## What to produce
The records that follow are to be repeated without alteration.

########

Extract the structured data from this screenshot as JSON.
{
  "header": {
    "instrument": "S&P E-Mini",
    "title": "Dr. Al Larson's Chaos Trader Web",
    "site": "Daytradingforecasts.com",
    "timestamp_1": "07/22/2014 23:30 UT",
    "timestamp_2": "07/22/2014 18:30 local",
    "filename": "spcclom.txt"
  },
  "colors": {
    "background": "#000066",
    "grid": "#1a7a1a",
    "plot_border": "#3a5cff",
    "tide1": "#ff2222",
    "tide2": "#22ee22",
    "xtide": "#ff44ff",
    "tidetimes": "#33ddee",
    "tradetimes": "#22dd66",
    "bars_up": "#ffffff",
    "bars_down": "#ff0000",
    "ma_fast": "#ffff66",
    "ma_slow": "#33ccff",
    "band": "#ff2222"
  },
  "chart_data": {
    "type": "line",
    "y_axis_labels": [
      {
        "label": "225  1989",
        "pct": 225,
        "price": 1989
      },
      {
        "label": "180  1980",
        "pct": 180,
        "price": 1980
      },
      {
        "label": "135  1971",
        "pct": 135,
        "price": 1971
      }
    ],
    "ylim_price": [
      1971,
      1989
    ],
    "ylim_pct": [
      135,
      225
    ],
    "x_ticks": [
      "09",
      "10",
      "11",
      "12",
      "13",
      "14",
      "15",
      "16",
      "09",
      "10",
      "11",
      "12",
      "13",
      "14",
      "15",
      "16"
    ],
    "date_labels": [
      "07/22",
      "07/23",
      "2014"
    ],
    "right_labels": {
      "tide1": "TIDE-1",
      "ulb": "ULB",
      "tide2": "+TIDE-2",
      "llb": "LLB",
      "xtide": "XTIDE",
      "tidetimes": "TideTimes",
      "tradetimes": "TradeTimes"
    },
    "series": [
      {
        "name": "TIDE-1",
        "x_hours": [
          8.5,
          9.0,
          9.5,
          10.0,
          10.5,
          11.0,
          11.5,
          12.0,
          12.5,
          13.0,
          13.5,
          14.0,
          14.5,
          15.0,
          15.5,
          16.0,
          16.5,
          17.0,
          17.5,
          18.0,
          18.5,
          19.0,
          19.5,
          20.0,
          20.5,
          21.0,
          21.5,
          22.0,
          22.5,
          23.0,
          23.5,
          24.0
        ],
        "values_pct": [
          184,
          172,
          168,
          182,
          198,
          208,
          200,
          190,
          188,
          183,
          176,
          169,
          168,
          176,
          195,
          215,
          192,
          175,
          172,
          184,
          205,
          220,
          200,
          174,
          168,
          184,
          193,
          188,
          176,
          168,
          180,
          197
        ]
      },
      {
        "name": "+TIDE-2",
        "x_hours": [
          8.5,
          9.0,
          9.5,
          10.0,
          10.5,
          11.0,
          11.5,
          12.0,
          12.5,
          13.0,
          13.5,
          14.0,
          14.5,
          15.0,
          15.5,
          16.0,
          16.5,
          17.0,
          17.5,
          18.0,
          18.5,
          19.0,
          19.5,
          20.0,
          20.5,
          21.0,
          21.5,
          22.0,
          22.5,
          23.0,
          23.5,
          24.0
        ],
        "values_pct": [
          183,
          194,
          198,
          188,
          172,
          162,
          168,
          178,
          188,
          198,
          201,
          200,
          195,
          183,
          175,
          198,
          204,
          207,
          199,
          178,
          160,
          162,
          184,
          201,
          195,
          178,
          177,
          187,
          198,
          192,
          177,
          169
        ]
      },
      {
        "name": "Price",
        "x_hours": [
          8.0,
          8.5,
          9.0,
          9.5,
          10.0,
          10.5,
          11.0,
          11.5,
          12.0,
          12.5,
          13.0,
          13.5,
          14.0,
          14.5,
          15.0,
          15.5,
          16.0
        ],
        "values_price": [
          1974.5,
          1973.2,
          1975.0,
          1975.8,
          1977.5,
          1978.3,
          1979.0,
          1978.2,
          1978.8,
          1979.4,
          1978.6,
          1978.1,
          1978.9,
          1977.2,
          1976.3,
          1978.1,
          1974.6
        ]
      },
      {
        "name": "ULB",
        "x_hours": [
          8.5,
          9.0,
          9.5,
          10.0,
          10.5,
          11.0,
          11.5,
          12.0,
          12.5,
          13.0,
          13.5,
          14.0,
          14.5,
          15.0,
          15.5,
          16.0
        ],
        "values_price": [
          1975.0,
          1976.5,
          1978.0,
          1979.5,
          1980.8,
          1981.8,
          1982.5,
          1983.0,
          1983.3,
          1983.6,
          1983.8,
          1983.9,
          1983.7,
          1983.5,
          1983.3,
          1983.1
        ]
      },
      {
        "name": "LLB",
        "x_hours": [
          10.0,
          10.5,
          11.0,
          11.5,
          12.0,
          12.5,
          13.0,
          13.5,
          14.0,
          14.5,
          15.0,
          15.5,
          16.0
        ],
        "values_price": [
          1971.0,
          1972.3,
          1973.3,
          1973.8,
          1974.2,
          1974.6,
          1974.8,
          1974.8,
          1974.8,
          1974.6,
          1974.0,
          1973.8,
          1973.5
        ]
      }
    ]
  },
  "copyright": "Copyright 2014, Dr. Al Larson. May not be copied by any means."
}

########

## Written response
Extract the structured data from this screenshot as JSON.
{
  "header": {
    "instrument": "S&P E-Mini",
    "title": "Dr. Al Larson's Chaos Trader Web",
    "site": "Daytradingforecasts.com",
    "timestamp_1": "07/22/2014 23:30 UT",
    "timestamp_2": "07/22/2014 18:30 local",
    "filename": "spcclom.txt"
  },
  "colors": {
    "background": "#000066",
    "grid": "#1a7a1a",
    "plot_border": "#3a5cff",
    "tide1": "#ff2222",
    "tide2": "#22ee22",
    "xtide": "#ff44ff",
    "tidetimes": "#33ddee",
    "tradetimes": "#22dd66",
    "bars_up": "#ffffff",
    "bars_down": "#ff0000",
    "ma_fast": "#ffff66",
    "ma_slow": "#33ccff",
    "band": "#ff2222"
  },
  "chart_data": {
    "type": "line",
    "y_axis_labels": [
      {
        "label": "225  1989",
        "pct": 225,
        "price": 1989
      },
      {
        "label": "180  1980",
        "pct": 180,
        "price": 1980
      },
      {
        "label": "135  1971",
        "pct": 135,
        "price": 1971
      }
    ],
    "ylim_price": [
      1971,
      1989
    ],
    "ylim_pct": [
      135,
      225
    ],
    "x_ticks": [
      "09",
      "10",
      "11",
      "12",
      "13",
      "14",
      "15",
      "16",
      "09",
      "10",
      "11",
      "12",
      "13",
      "14",
      "15",
      "16"
    ],
    "date_labels": [
      "07/22",
      "07/23",
      "2014"
    ],
    "right_labels": {
      "tide1": "TIDE-1",
      "ulb": "ULB",
      "tide2": "+TIDE-2",
      "llb": "LLB",
      "xtide": "XTIDE",
      "tidetimes": "TideTimes",
      "tradetimes": "TradeTimes"
    },
    "series": [
      {
        "name": "TIDE-1",
        "x_hours": [
          8.5,
          9.0,
          9.5,
          10.0,
          10.5,
          11.0,
          11.5,
          12.0,
          12.5,
          13.0,
          13.5,
          14.0,
          14.5,
          15.0,
          15.5,
          16.0,
          16.5,
          17.0,
          17.5,
          18.0,
          18.5,
          19.0,
          19.5,
          20.0,
          20.5,
          21.0,
          21.5,
          22.0,
          22.5,
          23.0,
          23.5,
          24.0
        ],
        "values_pct": [
          184,
          172,
          168,
          182,
          198,
          208,
          200,
          190,
          188,
          183,
          176,
          169,
          168,
          176,
          195,
          215,
          192,
          175,
          172,
          184,
          205,
          220,
          200,
          174,
          168,
          184,
          193,
          188,
          176,
          168,
          180,
          197
        ]
      },
      {
        "name": "+TIDE-2",
        "x_hours": [
          8.5,
          9.0,
          9.5,
          10.0,
          10.5,
          11.0,
          11.5,
          12.0,
          12.5,
          13.0,
          13.5,
          14.0,
          14.5,
          15.0,
          15.5,
          16.0,
          16.5,
          17.0,
          17.5,
          18.0,
          18.5,
          19.0,
          19.5,
          20.0,
          20.5,
          21.0,
          21.5,
          22.0,
          22.5,
          23.0,
          23.5,
          24.0
        ],
        "values_pct": [
          183,
          194,
          198,
          188,
          172,
          162,
          168,
          178,
          188,
          198,
          201,
          200,
          195,
          183,
          175,
          198,
          204,
          207,
          199,
          178,
          160,
          162,
          184,
          201,
          195,
          178,
          177,
          187,
          198,
          192,
          177,
          169
        ]
      },
      {
        "name": "Price",
        "x_hours": [
          8.0,
          8.5,
          9.0,
          9.5,
          10.0,
          10.5,
          11.0,
          11.5,
          12.0,
          12.5,
          13.0,
          13.5,
          14.0,
          14.5,
          15.0,
          15.5,
          16.0
        ],
        "values_price": [
          1974.5,
          1973.2,
          1975.0,
          1975.8,
          1977.5,
          1978.3,
          1979.0,
          1978.2,
          1978.8,
          1979.4,
          1978.6,
          1978.1,
          1978.9,
          1977.2,
          1976.3,
          1978.1,
          1974.6
        ]
      },
      {
        "name": "ULB",
        "x_hours": [
          8.5,
          9.0,
          9.5,
          10.0,
          10.5,
          11.0,
          11.5,
          12.0,
          12.5,
          13.0,
          13.5,
          14.0,
          14.5,
          15.0,
          15.5,
          16.0
        ],
        "values_price": [
          1975.0,
          1976.5,
          1978.0,
          1979.5,
          1980.8,
          1981.8,
          1982.5,
          1983.0,
          1983.3,
          1983.6,
          1983.8,
          1983.9,
          1983.7,
          1983.5,
          1983.3,
          1983.1
        ]
      },
      {
        "name": "LLB",
        "x_hours": [
          10.0,
          10.5,
          11.0,
          11.5,
          12.0,
          12.5,
          13.0,
          13.5,
          14.0,
          14.5,
          15.0,
          15.5,
          16.0
        ],
        "values_price": [
          1971.0,
          1972.3,
          1973.3,
          1973.8,
          1974.2,
          1974.6,
          1974.8,
          1974.8,
          1974.8,
          1974.6,
          1974.0,
          1973.8,
          1973.5
        ]
      }
    ]
  },
  "copyright": "Copyright 2014, Dr. Al Larson. May not be copied by any means."
}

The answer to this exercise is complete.